#### Set exercise
Copy, in full, each line of the material that holds the word "blank".

#### Records for this task
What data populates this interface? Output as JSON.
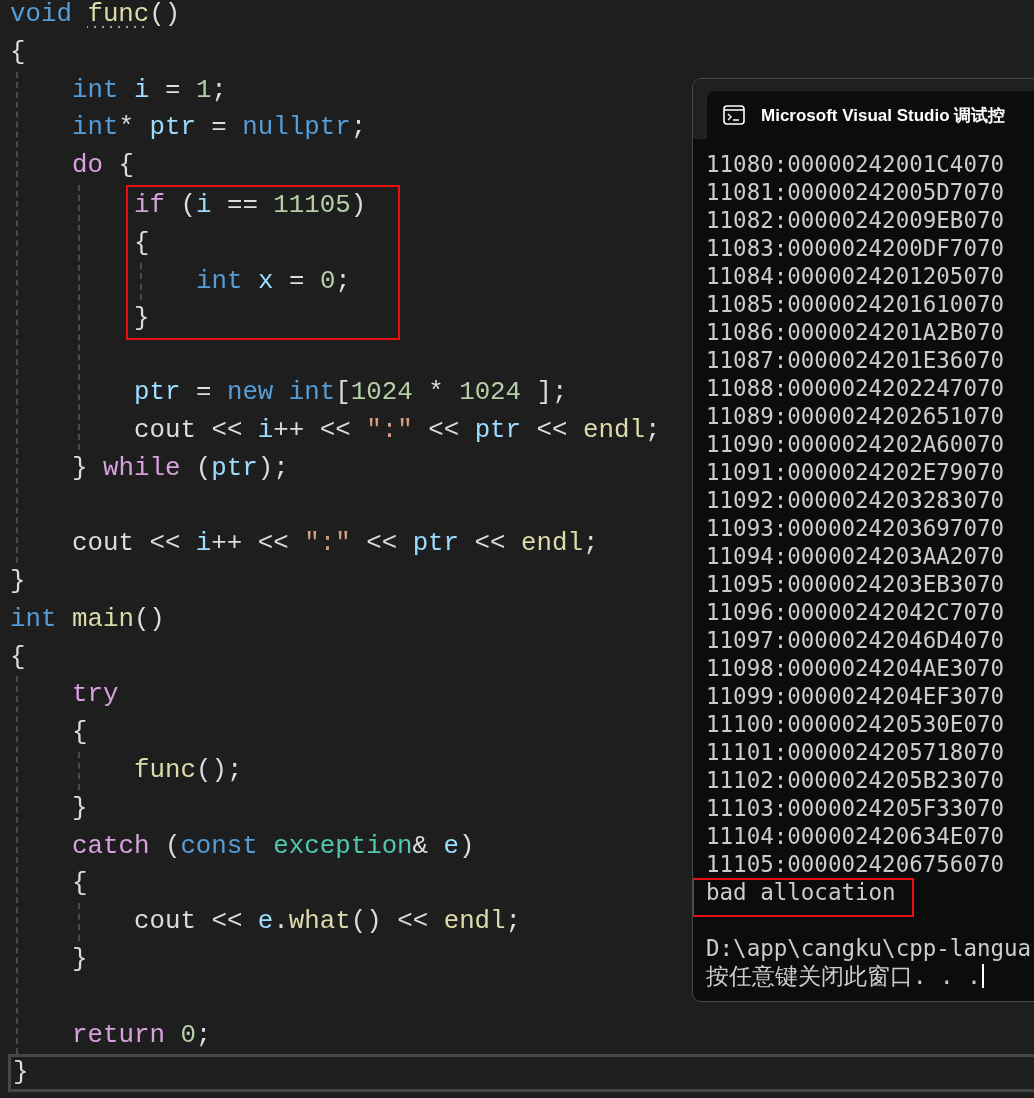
{
  "editor": {
    "lines": [
      {
        "kind": "line",
        "tokens": [
          {
            "text": "void ",
            "kind": "kw",
            "hint": false
          },
          {
            "text": "func",
            "kind": "fn",
            "hint": true
          },
          {
            "text": "()",
            "kind": "plain",
            "hint": false
          }
        ]
      },
      {
        "kind": "line",
        "tokens": [
          {
            "text": "{",
            "kind": "plain"
          }
        ],
        "children": [
          {
            "kind": "line",
            "tokens": [
              {
                "text": "int ",
                "kind": "kw"
              },
              {
                "text": "i",
                "kind": "var"
              },
              {
                "text": " = ",
                "kind": "plain"
              },
              {
                "text": "1",
                "kind": "num"
              },
              {
                "text": ";",
                "kind": "plain"
              }
            ]
          },
          {
            "kind": "line",
            "tokens": [
              {
                "text": "int",
                "kind": "kw"
              },
              {
                "text": "* ",
                "kind": "plain"
              },
              {
                "text": "ptr",
                "kind": "var"
              },
              {
                "text": " = ",
                "kind": "plain"
              },
              {
                "text": "nullptr",
                "kind": "kw"
              },
              {
                "text": ";",
                "kind": "plain"
              }
            ]
          },
          {
            "kind": "line",
            "tokens": [
              {
                "text": "do",
                "kind": "ctl"
              },
              {
                "text": " {",
                "kind": "plain"
              }
            ],
            "children": [
              {
                "kind": "box",
                "lines": [
                  {
                    "kind": "line",
                    "tokens": [
                      {
                        "text": "if",
                        "kind": "ctl"
                      },
                      {
                        "text": " (",
                        "kind": "plain"
                      },
                      {
                        "text": "i",
                        "kind": "var"
                      },
                      {
                        "text": " == ",
                        "kind": "plain"
                      },
                      {
                        "text": "11105",
                        "kind": "num"
                      },
                      {
                        "text": ")",
                        "kind": "plain"
                      }
                    ]
                  },
                  {
                    "kind": "line",
                    "tokens": [
                      {
                        "text": "{",
                        "kind": "plain"
                      }
                    ],
                    "children": [
                      {
                        "kind": "line",
                        "tokens": [
                          {
                            "text": "int ",
                            "kind": "kw"
                          },
                          {
                            "text": "x",
                            "kind": "var"
                          },
                          {
                            "text": " = ",
                            "kind": "plain"
                          },
                          {
                            "text": "0",
                            "kind": "num"
                          },
                          {
                            "text": ";",
                            "kind": "plain"
                          }
                        ]
                      }
                    ]
                  },
                  {
                    "kind": "line",
                    "tokens": [
                      {
                        "text": "}",
                        "kind": "plain"
                      }
                    ]
                  }
                ]
              },
              {
                "kind": "blank"
              },
              {
                "kind": "line",
                "tokens": [
                  {
                    "text": "ptr",
                    "kind": "var"
                  },
                  {
                    "text": " = ",
                    "kind": "plain"
                  },
                  {
                    "text": "new int",
                    "kind": "kw"
                  },
                  {
                    "text": "[",
                    "kind": "plain"
                  },
                  {
                    "text": "1024",
                    "kind": "num"
                  },
                  {
                    "text": " * ",
                    "kind": "plain"
                  },
                  {
                    "text": "1024",
                    "kind": "num"
                  },
                  {
                    "text": " ];",
                    "kind": "plain"
                  }
                ]
              },
              {
                "kind": "line",
                "tokens": [
                  {
                    "text": "cout << ",
                    "kind": "plain"
                  },
                  {
                    "text": "i",
                    "kind": "var"
                  },
                  {
                    "text": "++ << ",
                    "kind": "plain"
                  },
                  {
                    "text": "\":\"",
                    "kind": "str"
                  },
                  {
                    "text": " << ",
                    "kind": "plain"
                  },
                  {
                    "text": "ptr",
                    "kind": "var"
                  },
                  {
                    "text": " << ",
                    "kind": "plain"
                  },
                  {
                    "text": "endl",
                    "kind": "fn"
                  },
                  {
                    "text": ";",
                    "kind": "plain"
                  }
                ]
              }
            ]
          },
          {
            "kind": "line",
            "tokens": [
              {
                "text": "} ",
                "kind": "plain"
              },
              {
                "text": "while",
                "kind": "ctl"
              },
              {
                "text": " (",
                "kind": "plain"
              },
              {
                "text": "ptr",
                "kind": "var"
              },
              {
                "text": ");",
                "kind": "plain"
              }
            ]
          },
          {
            "kind": "blank"
          },
          {
            "kind": "line",
            "tokens": [
              {
                "text": "cout << ",
                "kind": "plain"
              },
              {
                "text": "i",
                "kind": "var"
              },
              {
                "text": "++ << ",
                "kind": "plain"
              },
              {
                "text": "\":\"",
                "kind": "str"
              },
              {
                "text": " << ",
                "kind": "plain"
              },
              {
                "text": "ptr",
                "kind": "var"
              },
              {
                "text": " << ",
                "kind": "plain"
              },
              {
                "text": "endl",
                "kind": "fn"
              },
              {
                "text": ";",
                "kind": "plain"
              }
            ]
          }
        ]
      },
      {
        "kind": "line",
        "tokens": [
          {
            "text": "}",
            "kind": "plain"
          }
        ]
      },
      {
        "kind": "line",
        "tokens": [
          {
            "text": "int ",
            "kind": "kw"
          },
          {
            "text": "main",
            "kind": "fn"
          },
          {
            "text": "()",
            "kind": "plain"
          }
        ]
      },
      {
        "kind": "line",
        "tokens": [
          {
            "text": "{",
            "kind": "plain"
          }
        ],
        "children": [
          {
            "kind": "line",
            "tokens": [
              {
                "text": "try",
                "kind": "ctl"
              }
            ]
          },
          {
            "kind": "line",
            "tokens": [
              {
                "text": "{",
                "kind": "plain"
              }
            ],
            "children": [
              {
                "kind": "line",
                "tokens": [
                  {
                    "text": "func",
                    "kind": "fn"
                  },
                  {
                    "text": "();",
                    "kind": "plain"
                  }
                ]
              }
            ]
          },
          {
            "kind": "line",
            "tokens": [
              {
                "text": "}",
                "kind": "plain"
              }
            ]
          },
          {
            "kind": "line",
            "tokens": [
              {
                "text": "catch",
                "kind": "ctl"
              },
              {
                "text": " (",
                "kind": "plain"
              },
              {
                "text": "const ",
                "kind": "kw"
              },
              {
                "text": "exception",
                "kind": "type"
              },
              {
                "text": "& ",
                "kind": "plain"
              },
              {
                "text": "e",
                "kind": "var"
              },
              {
                "text": ")",
                "kind": "plain"
              }
            ]
          },
          {
            "kind": "line",
            "tokens": [
              {
                "text": "{",
                "kind": "plain"
              }
            ],
            "children": [
              {
                "kind": "line",
                "tokens": [
                  {
                    "text": "cout << ",
                    "kind": "plain"
                  },
                  {
                    "text": "e",
                    "kind": "var"
                  },
                  {
                    "text": ".",
                    "kind": "plain"
                  },
                  {
                    "text": "what",
                    "kind": "fn"
                  },
                  {
                    "text": "() << ",
                    "kind": "plain"
                  },
                  {
                    "text": "endl",
                    "kind": "fn"
                  },
                  {
                    "text": ";",
                    "kind": "plain"
                  }
                ]
              }
            ]
          },
          {
            "kind": "line",
            "tokens": [
              {
                "text": "}",
                "kind": "plain"
              }
            ]
          },
          {
            "kind": "blank"
          },
          {
            "kind": "line",
            "tokens": [
              {
                "text": "return ",
                "kind": "ctl"
              },
              {
                "text": "0",
                "kind": "num"
              },
              {
                "text": ";",
                "kind": "plain"
              }
            ]
          }
        ]
      },
      {
        "kind": "current",
        "tokens": [
          {
            "text": "}",
            "kind": "plain"
          }
        ]
      }
    ]
  },
  "console": {
    "title": "Microsoft Visual Studio 调试控",
    "cursor": true,
    "lines": [
      {
        "kind": "text",
        "text": "11080:00000242001C4070"
      },
      {
        "kind": "text",
        "text": "11081:00000242005D7070"
      },
      {
        "kind": "text",
        "text": "11082:00000242009EB070"
      },
      {
        "kind": "text",
        "text": "11083:0000024200DF7070"
      },
      {
        "kind": "text",
        "text": "11084:0000024201205070"
      },
      {
        "kind": "text",
        "text": "11085:0000024201610070"
      },
      {
        "kind": "text",
        "text": "11086:0000024201A2B070"
      },
      {
        "kind": "text",
        "text": "11087:0000024201E36070"
      },
      {
        "kind": "text",
        "text": "11088:0000024202247070"
      },
      {
        "kind": "text",
        "text": "11089:0000024202651070"
      },
      {
        "kind": "text",
        "text": "11090:0000024202A60070"
      },
      {
        "kind": "text",
        "text": "11091:0000024202E79070"
      },
      {
        "kind": "text",
        "text": "11092:0000024203283070"
      },
      {
        "kind": "text",
        "text": "11093:0000024203697070"
      },
      {
        "kind": "text",
        "text": "11094:0000024203AA2070"
      },
      {
        "kind": "text",
        "text": "11095:0000024203EB3070"
      },
      {
        "kind": "text",
        "text": "11096:00000242042C7070"
      },
      {
        "kind": "text",
        "text": "11097:00000242046D4070"
      },
      {
        "kind": "text",
        "text": "11098:0000024204AE3070"
      },
      {
        "kind": "text",
        "text": "11099:0000024204EF3070"
      },
      {
        "kind": "text",
        "text": "11100:000002420530E070"
      },
      {
        "kind": "text",
        "text": "11101:0000024205718070"
      },
      {
        "kind": "text",
        "text": "11102:0000024205B23070"
      },
      {
        "kind": "text",
        "text": "11103:0000024205F33070"
      },
      {
        "kind": "text",
        "text": "11104:000002420634E070"
      },
      {
        "kind": "text",
        "text": "11105:0000024206756070"
      },
      {
        "kind": "boxed",
        "text": "bad allocation"
      },
      {
        "kind": "blank"
      },
      {
        "kind": "text",
        "text": "D:\\app\\cangku\\cpp-langua"
      },
      {
        "kind": "text",
        "text": "按任意键关闭此窗口. . ."
      }
    ]
  }
}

#### Complete answer
                "kind": "blank"
            "kind": "blank"
            "kind": "blank"
        "kind": "blank"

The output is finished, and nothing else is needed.